### WHAT IS BEING ASKED
Using the material below, copy every line where "those" appears.

─── EXERCISE MATERIAL

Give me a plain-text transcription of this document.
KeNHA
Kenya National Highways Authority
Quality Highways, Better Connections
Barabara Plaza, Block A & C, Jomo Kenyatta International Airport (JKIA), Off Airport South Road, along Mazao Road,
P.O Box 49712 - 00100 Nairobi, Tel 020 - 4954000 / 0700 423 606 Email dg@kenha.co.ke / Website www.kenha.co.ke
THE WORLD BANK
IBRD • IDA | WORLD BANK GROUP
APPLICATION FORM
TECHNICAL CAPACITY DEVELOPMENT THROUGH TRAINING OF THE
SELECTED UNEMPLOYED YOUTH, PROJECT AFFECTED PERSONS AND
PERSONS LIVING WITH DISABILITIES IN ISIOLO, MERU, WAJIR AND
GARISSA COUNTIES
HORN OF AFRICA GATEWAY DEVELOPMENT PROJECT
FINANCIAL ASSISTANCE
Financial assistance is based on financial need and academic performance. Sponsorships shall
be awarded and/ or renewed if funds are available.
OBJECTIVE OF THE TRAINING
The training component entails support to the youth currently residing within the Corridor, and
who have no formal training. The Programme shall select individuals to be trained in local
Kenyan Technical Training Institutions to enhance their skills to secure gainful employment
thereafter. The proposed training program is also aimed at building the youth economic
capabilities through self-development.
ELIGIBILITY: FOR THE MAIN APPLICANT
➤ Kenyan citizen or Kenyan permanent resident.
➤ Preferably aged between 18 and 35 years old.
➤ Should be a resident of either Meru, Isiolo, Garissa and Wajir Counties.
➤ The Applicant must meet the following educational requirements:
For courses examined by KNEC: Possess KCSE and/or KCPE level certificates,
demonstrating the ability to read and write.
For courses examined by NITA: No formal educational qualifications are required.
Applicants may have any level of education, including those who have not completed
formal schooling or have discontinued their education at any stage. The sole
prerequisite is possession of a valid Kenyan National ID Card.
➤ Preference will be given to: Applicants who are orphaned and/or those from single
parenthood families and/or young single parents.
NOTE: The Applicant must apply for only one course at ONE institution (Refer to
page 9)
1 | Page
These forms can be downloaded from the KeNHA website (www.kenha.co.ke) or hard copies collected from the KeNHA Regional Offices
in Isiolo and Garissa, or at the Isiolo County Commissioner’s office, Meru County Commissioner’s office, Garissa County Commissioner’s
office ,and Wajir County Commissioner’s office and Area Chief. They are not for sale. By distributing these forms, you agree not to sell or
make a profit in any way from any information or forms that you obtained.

──────

### EXPECTED ANSWER
Applicants may have any level of education, including those who have not completed
➤ Preference will be given to: Applicants who are orphaned and/or those from single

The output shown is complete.